▸ About this task:
Repeat the records below in their entirety, exactly.

★ ★ ★

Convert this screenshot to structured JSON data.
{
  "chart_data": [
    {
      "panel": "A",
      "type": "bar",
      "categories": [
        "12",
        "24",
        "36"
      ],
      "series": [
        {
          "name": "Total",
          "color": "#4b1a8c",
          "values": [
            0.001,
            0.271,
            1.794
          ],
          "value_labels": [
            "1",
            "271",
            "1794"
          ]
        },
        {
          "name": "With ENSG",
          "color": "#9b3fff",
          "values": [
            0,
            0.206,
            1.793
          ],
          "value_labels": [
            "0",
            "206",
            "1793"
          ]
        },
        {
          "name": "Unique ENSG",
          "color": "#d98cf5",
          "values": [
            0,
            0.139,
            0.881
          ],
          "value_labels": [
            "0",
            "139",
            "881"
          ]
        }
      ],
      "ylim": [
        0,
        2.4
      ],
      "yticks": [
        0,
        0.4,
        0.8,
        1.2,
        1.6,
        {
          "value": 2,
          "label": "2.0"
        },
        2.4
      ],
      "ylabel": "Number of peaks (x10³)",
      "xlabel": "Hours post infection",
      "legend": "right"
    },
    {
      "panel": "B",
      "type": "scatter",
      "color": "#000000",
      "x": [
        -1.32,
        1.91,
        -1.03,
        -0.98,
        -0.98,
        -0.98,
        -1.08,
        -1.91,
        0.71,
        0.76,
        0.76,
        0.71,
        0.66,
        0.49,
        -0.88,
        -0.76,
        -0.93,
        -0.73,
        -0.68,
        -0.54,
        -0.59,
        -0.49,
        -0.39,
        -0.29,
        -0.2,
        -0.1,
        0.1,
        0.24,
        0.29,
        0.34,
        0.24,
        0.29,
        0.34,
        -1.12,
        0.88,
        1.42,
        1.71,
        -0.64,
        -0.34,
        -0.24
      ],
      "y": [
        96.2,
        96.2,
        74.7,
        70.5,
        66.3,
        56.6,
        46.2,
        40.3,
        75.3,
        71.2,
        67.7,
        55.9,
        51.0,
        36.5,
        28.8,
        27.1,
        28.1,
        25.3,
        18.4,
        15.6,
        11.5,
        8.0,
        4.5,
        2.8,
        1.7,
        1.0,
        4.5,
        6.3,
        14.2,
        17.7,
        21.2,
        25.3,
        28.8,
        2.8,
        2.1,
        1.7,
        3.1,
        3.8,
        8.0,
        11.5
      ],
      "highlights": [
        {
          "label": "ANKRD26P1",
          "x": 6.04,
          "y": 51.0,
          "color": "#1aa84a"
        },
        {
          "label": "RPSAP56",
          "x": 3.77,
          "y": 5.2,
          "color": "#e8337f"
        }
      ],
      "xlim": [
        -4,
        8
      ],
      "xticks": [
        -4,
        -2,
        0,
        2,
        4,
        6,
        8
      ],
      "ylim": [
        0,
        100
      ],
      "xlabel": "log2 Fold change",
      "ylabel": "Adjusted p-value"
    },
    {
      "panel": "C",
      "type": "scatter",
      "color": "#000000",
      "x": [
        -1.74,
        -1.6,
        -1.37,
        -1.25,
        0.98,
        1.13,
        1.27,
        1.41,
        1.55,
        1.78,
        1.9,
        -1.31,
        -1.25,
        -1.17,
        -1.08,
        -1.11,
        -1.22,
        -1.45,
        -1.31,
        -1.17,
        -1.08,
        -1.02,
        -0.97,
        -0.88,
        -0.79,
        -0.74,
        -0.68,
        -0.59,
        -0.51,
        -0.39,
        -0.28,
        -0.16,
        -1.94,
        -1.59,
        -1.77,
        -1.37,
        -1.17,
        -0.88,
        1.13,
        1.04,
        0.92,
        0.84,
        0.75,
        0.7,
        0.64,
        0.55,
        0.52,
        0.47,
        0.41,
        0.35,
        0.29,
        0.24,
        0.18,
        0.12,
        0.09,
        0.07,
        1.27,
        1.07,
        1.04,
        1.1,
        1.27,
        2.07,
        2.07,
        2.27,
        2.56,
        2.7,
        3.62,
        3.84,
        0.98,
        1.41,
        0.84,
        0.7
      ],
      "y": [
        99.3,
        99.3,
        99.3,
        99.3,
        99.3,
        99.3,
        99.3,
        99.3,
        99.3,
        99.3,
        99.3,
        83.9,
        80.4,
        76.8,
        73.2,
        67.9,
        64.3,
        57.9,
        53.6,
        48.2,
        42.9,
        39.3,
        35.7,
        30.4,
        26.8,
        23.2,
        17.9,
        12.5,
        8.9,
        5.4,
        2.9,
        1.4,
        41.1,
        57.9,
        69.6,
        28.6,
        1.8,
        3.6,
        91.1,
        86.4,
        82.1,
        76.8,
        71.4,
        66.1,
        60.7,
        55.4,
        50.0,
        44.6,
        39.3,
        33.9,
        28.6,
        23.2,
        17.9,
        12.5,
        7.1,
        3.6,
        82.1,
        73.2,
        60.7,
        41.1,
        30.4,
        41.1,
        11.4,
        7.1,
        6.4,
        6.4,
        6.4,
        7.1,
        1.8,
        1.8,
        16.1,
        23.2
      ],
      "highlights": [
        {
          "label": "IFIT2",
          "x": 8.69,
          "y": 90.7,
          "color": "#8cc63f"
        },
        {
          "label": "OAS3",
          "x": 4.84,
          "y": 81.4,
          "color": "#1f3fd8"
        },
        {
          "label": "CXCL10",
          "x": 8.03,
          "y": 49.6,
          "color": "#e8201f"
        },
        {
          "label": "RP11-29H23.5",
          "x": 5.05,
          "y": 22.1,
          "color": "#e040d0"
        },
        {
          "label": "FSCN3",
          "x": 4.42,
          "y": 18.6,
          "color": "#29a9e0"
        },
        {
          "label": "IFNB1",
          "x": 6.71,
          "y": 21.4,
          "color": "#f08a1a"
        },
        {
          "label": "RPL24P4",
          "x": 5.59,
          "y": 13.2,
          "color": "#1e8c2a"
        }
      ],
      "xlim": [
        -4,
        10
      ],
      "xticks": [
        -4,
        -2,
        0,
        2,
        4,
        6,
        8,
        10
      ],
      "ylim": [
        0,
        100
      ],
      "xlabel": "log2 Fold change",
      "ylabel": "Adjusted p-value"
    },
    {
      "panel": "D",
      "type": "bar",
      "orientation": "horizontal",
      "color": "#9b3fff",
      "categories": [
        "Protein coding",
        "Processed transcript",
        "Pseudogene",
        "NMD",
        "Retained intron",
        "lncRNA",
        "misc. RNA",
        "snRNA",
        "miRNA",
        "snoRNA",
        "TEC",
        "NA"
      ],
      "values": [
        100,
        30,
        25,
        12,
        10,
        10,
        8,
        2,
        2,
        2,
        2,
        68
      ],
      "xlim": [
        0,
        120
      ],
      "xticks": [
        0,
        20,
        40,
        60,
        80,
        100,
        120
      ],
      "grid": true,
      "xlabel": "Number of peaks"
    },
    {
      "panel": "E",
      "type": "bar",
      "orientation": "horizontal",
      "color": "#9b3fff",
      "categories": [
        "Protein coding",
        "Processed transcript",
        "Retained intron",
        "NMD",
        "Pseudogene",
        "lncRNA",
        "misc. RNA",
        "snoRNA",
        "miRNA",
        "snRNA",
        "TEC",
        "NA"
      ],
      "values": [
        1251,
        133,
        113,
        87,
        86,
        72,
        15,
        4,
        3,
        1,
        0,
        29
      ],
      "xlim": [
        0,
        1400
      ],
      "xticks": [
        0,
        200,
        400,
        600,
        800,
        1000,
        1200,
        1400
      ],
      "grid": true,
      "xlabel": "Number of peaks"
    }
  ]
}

★ ★ ★

▸ Task response:
Convert this screenshot to structured JSON data.
{
  "chart_data": [
    {
      "panel": "A",
      "type": "bar",
      "categories": [
        "12",
        "24",
        "36"
      ],
      "series": [
        {
          "name": "Total",
          "color": "#4b1a8c",
          "values": [
            0.001,
            0.271,
            1.794
          ],
          "value_labels": [
            "1",
            "271",
            "1794"
          ]
        },
        {
          "name": "With ENSG",
          "color": "#9b3fff",
          "values": [
            0,
            0.206,
            1.793
          ],
          "value_labels": [
            "0",
            "206",
            "1793"
          ]
        },
        {
          "name": "Unique ENSG",
          "color": "#d98cf5",
          "values": [
            0,
            0.139,
            0.881
          ],
          "value_labels": [
            "0",
            "139",
            "881"
          ]
        }
      ],
      "ylim": [
        0,
        2.4
      ],
      "yticks": [
        0,
        0.4,
        0.8,
        1.2,
        1.6,
        {
          "value": 2,
          "label": "2.0"
        },
        2.4
      ],
      "ylabel": "Number of peaks (x10³)",
      "xlabel": "Hours post infection",
      "legend": "right"
    },
    {
      "panel": "B",
      "type": "scatter",
      "color": "#000000",
      "x": [
        -1.32,
        1.91,
        -1.03,
        -0.98,
        -0.98,
        -0.98,
        -1.08,
        -1.91,
        0.71,
        0.76,
        0.76,
        0.71,
        0.66,
        0.49,
        -0.88,
        -0.76,
        -0.93,
        -0.73,
        -0.68,
        -0.54,
        -0.59,
        -0.49,
        -0.39,
        -0.29,
        -0.2,
        -0.1,
        0.1,
        0.24,
        0.29,
        0.34,
        0.24,
        0.29,
        0.34,
        -1.12,
        0.88,
        1.42,
        1.71,
        -0.64,
        -0.34,
        -0.24
      ],
      "y": [
        96.2,
        96.2,
        74.7,
        70.5,
        66.3,
        56.6,
        46.2,
        40.3,
        75.3,
        71.2,
        67.7,
        55.9,
        51.0,
        36.5,
        28.8,
        27.1,
        28.1,
        25.3,
        18.4,
        15.6,
        11.5,
        8.0,
        4.5,
        2.8,
        1.7,
        1.0,
        4.5,
        6.3,
        14.2,
        17.7,
        21.2,
        25.3,
        28.8,
        2.8,
        2.1,
        1.7,
        3.1,
        3.8,
        8.0,
        11.5
      ],
      "highlights": [
        {
          "label": "ANKRD26P1",
          "x": 6.04,
          "y": 51.0,
          "color": "#1aa84a"
        },
        {
          "label": "RPSAP56",
          "x": 3.77,
          "y": 5.2,
          "color": "#e8337f"
        }
      ],
      "xlim": [
        -4,
        8
      ],
      "xticks": [
        -4,
        -2,
        0,
        2,
        4,
        6,
        8
      ],
      "ylim": [
        0,
        100
      ],
      "xlabel": "log2 Fold change",
      "ylabel": "Adjusted p-value"
    },
    {
      "panel": "C",
      "type": "scatter",
      "color": "#000000",
      "x": [
        -1.74,
        -1.6,
        -1.37,
        -1.25,
        0.98,
        1.13,
        1.27,
        1.41,
        1.55,
        1.78,
        1.9,
        -1.31,
        -1.25,
        -1.17,
        -1.08,
        -1.11,
        -1.22,
        -1.45,
        -1.31,
        -1.17,
        -1.08,
        -1.02,
        -0.97,
        -0.88,
        -0.79,
        -0.74,
        -0.68,
        -0.59,
        -0.51,
        -0.39,
        -0.28,
        -0.16,
        -1.94,
        -1.59,
        -1.77,
        -1.37,
        -1.17,
        -0.88,
        1.13,
        1.04,
        0.92,
        0.84,
        0.75,
        0.7,
        0.64,
        0.55,
        0.52,
        0.47,
        0.41,
        0.35,
        0.29,
        0.24,
        0.18,
        0.12,
        0.09,
        0.07,
        1.27,
        1.07,
        1.04,
        1.1,
        1.27,
        2.07,
        2.07,
        2.27,
        2.56,
        2.7,
        3.62,
        3.84,
        0.98,
        1.41,
        0.84,
        0.7
      ],
      "y": [
        99.3,
        99.3,
        99.3,
        99.3,
        99.3,
        99.3,
        99.3,
        99.3,
        99.3,
        99.3,
        99.3,
        83.9,
        80.4,
        76.8,
        73.2,
        67.9,
        64.3,
        57.9,
        53.6,
        48.2,
        42.9,
        39.3,
        35.7,
        30.4,
        26.8,
        23.2,
        17.9,
        12.5,
        8.9,
        5.4,
        2.9,
        1.4,
        41.1,
        57.9,
        69.6,
        28.6,
        1.8,
        3.6,
        91.1,
        86.4,
        82.1,
        76.8,
        71.4,
        66.1,
        60.7,
        55.4,
        50.0,
        44.6,
        39.3,
        33.9,
        28.6,
        23.2,
        17.9,
        12.5,
        7.1,
        3.6,
        82.1,
        73.2,
        60.7,
        41.1,
        30.4,
        41.1,
        11.4,
        7.1,
        6.4,
        6.4,
        6.4,
        7.1,
        1.8,
        1.8,
        16.1,
        23.2
      ],
      "highlights": [
        {
          "label": "IFIT2",
          "x": 8.69,
          "y": 90.7,
          "color": "#8cc63f"
        },
        {
          "label": "OAS3",
          "x": 4.84,
          "y": 81.4,
          "color": "#1f3fd8"
        },
        {
          "label": "CXCL10",
          "x": 8.03,
          "y": 49.6,
          "color": "#e8201f"
        },
        {
          "label": "RP11-29H23.5",
          "x": 5.05,
          "y": 22.1,
          "color": "#e040d0"
        },
        {
          "label": "FSCN3",
          "x": 4.42,
          "y": 18.6,
          "color": "#29a9e0"
        },
        {
          "label": "IFNB1",
          "x": 6.71,
          "y": 21.4,
          "color": "#f08a1a"
        },
        {
          "label": "RPL24P4",
          "x": 5.59,
          "y": 13.2,
          "color": "#1e8c2a"
        }
      ],
      "xlim": [
        -4,
        10
      ],
      "xticks": [
        -4,
        -2,
        0,
        2,
        4,
        6,
        8,
        10
      ],
      "ylim": [
        0,
        100
      ],
      "xlabel": "log2 Fold change",
      "ylabel": "Adjusted p-value"
    },
    {
      "panel": "D",
      "type": "bar",
      "orientation": "horizontal",
      "color": "#9b3fff",
      "categories": [
        "Protein coding",
        "Processed transcript",
        "Pseudogene",
        "NMD",
        "Retained intron",
        "lncRNA",
        "misc. RNA",
        "snRNA",
        "miRNA",
        "snoRNA",
        "TEC",
        "NA"
      ],
      "values": [
        100,
        30,
        25,
        12,
        10,
        10,
        8,
        2,
        2,
        2,
        2,
        68
      ],
      "xlim": [
        0,
        120
      ],
      "xticks": [
        0,
        20,
        40,
        60,
        80,
        100,
        120
      ],
      "grid": true,
      "xlabel": "Number of peaks"
    },
    {
      "panel": "E",
      "type": "bar",
      "orientation": "horizontal",
      "color": "#9b3fff",
      "categories": [
        "Protein coding",
        "Processed transcript",
        "Retained intron",
        "NMD",
        "Pseudogene",
        "lncRNA",
        "misc. RNA",
        "snoRNA",
        "miRNA",
        "snRNA",
        "TEC",
        "NA"
      ],
      "values": [
        1251,
        133,
        113,
        87,
        86,
        72,
        15,
        4,
        3,
        1,
        0,
        29
      ],
      "xlim": [
        0,
        1400
      ],
      "xticks": [
        0,
        200,
        400,
        600,
        800,
        1000,
        1200,
        1400
      ],
      "grid": true,
      "xlabel": "Number of peaks"
    }
  ]
}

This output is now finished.